Search the listing for "Xiangqi" and copy every line where it appears.
____________________
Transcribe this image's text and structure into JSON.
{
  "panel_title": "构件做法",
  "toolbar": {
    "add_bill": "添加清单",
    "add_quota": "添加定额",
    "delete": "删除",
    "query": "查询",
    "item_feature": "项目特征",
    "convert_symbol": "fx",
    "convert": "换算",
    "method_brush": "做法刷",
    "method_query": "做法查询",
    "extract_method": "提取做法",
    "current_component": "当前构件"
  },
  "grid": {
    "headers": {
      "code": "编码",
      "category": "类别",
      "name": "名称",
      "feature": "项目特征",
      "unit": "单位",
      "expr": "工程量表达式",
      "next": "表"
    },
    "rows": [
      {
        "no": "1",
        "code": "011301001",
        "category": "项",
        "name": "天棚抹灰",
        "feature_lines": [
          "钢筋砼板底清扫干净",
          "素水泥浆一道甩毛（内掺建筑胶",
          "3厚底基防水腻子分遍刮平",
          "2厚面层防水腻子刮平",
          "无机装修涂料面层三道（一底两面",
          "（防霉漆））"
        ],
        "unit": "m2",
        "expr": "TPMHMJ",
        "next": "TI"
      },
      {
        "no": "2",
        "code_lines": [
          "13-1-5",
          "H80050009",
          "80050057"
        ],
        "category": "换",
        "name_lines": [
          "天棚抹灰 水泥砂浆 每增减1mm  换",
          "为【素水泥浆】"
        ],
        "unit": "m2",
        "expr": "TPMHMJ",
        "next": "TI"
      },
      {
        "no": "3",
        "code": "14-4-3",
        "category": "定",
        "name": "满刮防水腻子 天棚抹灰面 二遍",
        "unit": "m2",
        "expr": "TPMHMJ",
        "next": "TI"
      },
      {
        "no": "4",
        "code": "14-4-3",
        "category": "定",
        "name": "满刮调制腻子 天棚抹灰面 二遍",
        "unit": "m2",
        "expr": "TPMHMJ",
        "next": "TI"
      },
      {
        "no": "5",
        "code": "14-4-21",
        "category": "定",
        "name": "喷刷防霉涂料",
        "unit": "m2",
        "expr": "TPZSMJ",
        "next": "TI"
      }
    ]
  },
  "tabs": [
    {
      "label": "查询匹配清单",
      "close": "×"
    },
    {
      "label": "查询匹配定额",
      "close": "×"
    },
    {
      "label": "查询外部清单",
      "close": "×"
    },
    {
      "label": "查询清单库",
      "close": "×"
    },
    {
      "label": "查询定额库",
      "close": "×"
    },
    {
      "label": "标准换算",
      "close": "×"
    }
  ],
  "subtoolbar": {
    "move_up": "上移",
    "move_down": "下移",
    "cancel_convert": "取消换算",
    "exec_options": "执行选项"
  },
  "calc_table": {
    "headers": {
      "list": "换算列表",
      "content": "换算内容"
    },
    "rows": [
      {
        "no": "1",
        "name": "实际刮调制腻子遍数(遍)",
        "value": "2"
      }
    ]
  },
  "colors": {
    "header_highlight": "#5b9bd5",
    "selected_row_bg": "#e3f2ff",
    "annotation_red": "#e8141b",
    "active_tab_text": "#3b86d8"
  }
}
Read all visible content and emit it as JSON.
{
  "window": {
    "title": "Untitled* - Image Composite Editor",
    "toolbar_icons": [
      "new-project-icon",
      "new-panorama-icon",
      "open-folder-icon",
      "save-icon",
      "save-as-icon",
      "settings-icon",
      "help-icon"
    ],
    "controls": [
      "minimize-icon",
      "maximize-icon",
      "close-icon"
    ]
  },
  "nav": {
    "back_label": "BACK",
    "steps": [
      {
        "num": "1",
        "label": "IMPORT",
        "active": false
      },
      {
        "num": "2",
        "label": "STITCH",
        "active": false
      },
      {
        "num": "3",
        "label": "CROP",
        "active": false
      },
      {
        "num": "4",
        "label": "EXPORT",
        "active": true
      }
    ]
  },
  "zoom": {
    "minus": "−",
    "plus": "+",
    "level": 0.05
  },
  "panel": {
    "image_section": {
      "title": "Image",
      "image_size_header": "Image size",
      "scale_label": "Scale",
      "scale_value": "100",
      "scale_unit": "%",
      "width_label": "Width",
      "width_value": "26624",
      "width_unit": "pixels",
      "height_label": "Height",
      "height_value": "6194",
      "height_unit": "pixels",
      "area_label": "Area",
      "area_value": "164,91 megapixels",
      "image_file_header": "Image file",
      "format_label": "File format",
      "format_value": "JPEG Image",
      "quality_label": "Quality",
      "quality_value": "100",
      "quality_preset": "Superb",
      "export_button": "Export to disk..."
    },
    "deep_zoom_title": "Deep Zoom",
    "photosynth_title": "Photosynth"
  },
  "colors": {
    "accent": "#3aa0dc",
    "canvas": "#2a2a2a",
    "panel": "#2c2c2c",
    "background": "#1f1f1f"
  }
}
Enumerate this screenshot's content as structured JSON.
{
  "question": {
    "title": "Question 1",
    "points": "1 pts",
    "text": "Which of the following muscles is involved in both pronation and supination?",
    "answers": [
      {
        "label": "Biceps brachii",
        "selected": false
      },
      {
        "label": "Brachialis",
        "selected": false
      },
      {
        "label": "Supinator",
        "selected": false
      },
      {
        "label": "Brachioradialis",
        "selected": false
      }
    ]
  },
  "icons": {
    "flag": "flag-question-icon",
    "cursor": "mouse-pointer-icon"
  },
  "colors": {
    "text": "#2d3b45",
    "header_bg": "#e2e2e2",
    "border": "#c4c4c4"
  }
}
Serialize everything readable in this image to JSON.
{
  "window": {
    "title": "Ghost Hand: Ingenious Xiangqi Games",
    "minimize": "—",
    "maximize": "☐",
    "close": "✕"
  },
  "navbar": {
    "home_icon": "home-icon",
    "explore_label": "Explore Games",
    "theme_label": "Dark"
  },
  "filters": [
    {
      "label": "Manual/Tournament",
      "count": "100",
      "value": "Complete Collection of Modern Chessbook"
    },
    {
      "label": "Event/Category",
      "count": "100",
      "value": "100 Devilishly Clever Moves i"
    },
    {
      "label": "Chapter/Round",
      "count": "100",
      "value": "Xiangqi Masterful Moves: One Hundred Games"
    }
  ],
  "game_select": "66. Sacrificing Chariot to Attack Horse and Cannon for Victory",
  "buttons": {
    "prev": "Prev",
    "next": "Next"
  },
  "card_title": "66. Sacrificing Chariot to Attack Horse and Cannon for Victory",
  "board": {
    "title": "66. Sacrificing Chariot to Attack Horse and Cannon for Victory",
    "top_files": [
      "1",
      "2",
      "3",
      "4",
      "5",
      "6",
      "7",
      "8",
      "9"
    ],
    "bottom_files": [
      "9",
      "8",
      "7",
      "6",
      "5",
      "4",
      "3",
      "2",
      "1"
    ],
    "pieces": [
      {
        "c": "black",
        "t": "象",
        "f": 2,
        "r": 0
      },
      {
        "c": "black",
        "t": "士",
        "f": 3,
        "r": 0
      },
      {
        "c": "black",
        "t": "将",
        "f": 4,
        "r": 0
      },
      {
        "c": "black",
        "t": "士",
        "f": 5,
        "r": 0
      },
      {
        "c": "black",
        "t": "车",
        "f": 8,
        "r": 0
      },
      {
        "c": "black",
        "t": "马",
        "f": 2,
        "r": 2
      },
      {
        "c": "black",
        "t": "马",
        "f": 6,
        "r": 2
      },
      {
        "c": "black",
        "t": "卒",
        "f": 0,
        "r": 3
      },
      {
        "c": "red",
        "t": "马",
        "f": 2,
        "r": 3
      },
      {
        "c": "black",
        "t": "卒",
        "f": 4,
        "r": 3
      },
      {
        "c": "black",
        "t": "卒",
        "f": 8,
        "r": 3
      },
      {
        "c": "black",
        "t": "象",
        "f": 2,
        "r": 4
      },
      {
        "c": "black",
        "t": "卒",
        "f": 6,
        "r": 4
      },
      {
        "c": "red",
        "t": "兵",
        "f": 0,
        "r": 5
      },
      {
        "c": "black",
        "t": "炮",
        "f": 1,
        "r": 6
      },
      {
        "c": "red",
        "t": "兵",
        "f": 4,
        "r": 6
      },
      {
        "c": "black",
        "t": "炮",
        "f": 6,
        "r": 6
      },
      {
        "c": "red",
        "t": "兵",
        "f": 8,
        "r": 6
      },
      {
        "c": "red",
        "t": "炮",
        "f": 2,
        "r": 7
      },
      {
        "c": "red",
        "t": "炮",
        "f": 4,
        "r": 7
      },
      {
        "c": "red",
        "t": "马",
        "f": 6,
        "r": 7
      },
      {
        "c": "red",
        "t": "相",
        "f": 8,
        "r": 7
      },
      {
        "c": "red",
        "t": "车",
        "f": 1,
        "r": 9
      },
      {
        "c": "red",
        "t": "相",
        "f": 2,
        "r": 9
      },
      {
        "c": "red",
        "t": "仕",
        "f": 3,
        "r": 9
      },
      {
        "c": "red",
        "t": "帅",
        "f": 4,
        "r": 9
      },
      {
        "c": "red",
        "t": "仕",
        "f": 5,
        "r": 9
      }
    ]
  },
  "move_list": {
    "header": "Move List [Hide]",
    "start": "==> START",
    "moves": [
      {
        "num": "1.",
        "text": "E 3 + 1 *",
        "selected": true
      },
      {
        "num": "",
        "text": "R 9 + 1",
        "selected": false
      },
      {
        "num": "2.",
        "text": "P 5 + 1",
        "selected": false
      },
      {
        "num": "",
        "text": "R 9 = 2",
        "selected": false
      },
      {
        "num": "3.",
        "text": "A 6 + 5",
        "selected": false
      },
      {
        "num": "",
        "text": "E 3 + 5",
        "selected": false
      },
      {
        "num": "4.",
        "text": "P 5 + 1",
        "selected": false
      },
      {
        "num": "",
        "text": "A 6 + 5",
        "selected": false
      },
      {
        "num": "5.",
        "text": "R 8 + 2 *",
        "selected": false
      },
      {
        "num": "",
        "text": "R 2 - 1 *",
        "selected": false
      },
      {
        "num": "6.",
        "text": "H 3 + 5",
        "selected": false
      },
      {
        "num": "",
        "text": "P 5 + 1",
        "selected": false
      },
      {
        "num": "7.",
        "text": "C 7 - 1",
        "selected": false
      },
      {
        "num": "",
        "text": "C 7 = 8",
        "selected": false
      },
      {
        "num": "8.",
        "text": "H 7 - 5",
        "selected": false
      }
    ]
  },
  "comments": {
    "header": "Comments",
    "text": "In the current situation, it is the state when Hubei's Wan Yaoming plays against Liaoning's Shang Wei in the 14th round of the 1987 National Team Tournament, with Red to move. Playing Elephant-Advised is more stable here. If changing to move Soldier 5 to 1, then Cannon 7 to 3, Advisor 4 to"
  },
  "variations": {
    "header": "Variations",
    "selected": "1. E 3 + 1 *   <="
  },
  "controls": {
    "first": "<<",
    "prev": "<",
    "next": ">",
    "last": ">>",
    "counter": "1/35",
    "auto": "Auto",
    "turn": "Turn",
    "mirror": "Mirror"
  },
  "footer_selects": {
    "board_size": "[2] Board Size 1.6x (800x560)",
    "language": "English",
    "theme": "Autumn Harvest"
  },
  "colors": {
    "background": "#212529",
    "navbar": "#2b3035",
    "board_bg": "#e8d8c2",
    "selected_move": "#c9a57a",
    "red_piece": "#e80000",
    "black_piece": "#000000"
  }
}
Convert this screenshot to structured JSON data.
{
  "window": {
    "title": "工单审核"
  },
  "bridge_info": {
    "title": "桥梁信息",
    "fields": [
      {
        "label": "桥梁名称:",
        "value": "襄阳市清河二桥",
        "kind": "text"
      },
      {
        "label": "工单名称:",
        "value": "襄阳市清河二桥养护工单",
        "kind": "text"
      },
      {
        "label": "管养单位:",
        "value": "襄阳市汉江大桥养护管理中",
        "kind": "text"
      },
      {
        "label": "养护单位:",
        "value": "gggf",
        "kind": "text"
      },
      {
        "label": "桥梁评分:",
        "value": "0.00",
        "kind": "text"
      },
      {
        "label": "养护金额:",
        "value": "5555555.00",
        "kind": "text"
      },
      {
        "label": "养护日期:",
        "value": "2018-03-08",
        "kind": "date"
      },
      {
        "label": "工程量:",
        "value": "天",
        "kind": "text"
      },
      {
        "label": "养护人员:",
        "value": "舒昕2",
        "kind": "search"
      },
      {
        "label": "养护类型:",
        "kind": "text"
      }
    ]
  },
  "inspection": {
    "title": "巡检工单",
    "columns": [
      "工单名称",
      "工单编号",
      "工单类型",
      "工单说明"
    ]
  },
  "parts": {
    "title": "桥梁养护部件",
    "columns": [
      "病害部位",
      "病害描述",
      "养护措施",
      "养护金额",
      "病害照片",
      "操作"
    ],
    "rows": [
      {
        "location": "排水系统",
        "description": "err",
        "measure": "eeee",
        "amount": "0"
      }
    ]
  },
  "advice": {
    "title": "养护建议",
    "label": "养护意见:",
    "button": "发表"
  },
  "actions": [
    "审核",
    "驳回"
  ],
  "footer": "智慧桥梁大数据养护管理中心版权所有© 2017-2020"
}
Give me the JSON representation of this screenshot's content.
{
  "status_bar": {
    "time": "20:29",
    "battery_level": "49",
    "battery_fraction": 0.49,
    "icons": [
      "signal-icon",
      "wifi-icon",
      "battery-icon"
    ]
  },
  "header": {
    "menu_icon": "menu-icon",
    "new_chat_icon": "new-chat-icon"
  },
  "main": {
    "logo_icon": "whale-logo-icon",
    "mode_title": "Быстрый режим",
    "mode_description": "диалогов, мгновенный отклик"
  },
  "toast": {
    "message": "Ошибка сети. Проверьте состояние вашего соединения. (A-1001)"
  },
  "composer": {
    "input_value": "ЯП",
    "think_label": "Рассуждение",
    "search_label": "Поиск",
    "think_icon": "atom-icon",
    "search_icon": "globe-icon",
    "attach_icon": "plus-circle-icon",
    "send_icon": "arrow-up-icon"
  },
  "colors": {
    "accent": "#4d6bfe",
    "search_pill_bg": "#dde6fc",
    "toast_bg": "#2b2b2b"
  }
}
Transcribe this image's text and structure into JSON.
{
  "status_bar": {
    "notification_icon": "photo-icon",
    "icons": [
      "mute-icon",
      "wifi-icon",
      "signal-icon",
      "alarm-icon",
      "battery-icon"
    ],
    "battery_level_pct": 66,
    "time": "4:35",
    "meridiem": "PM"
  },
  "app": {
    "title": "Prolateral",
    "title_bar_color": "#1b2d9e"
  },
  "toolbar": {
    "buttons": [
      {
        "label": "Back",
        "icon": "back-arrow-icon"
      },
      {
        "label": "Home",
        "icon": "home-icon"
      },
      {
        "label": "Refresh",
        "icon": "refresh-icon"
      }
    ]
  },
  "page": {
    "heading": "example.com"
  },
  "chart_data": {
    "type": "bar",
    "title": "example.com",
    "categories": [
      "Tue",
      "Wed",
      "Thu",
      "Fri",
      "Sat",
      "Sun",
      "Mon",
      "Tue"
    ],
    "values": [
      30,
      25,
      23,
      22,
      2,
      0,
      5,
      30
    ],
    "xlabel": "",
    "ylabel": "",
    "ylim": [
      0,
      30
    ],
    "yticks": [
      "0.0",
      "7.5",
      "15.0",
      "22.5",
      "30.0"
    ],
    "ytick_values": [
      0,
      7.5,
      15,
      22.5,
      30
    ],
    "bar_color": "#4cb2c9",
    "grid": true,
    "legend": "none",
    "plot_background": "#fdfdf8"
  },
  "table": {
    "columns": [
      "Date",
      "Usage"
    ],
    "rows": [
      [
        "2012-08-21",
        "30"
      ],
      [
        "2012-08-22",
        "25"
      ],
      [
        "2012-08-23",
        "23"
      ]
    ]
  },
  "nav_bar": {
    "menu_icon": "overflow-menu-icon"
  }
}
____________________
**Written response**.
    "title": "Ghost Hand: Ingenious Xiangqi Games",
      "value": "Xiangqi Masterful Moves: One Hundred Games"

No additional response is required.